> DATA ROWS
● ● ● ●

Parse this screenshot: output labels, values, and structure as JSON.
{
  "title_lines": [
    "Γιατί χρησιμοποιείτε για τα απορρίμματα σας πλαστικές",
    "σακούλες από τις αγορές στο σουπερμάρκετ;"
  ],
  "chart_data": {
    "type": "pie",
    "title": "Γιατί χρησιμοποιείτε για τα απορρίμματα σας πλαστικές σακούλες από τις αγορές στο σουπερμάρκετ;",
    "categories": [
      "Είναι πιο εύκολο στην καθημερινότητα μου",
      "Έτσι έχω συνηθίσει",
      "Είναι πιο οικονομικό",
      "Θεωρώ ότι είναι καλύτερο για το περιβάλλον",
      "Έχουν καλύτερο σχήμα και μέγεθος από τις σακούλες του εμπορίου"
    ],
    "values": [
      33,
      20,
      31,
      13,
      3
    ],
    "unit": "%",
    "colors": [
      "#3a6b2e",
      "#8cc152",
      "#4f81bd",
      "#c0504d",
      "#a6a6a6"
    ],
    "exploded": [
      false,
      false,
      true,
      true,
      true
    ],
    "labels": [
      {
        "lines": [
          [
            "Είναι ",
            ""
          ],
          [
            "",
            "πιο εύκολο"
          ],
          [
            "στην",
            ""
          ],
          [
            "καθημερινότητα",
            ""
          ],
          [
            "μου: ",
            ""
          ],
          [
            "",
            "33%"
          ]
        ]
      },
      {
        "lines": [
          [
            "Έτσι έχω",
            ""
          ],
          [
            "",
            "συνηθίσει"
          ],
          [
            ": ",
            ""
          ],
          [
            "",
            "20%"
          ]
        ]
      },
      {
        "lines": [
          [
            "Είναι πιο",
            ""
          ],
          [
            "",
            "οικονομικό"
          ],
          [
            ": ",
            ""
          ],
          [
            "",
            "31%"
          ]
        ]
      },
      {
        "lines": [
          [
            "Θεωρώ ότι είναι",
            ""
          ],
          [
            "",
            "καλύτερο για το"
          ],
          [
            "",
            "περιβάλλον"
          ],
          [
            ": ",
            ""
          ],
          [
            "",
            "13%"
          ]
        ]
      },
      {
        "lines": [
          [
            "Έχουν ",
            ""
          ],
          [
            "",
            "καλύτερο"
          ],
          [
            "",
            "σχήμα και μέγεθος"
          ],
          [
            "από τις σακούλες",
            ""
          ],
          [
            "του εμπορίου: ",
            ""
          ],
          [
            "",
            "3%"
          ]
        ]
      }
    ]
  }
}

● ● ● ●

> EXERCISE
Filter the records, keeping only lines that contain "περιβάλλον", and show those lines.

> ANSWER
      "Θεωρώ ότι είναι καλύτερο για το περιβάλλον",
            "περιβάλλον"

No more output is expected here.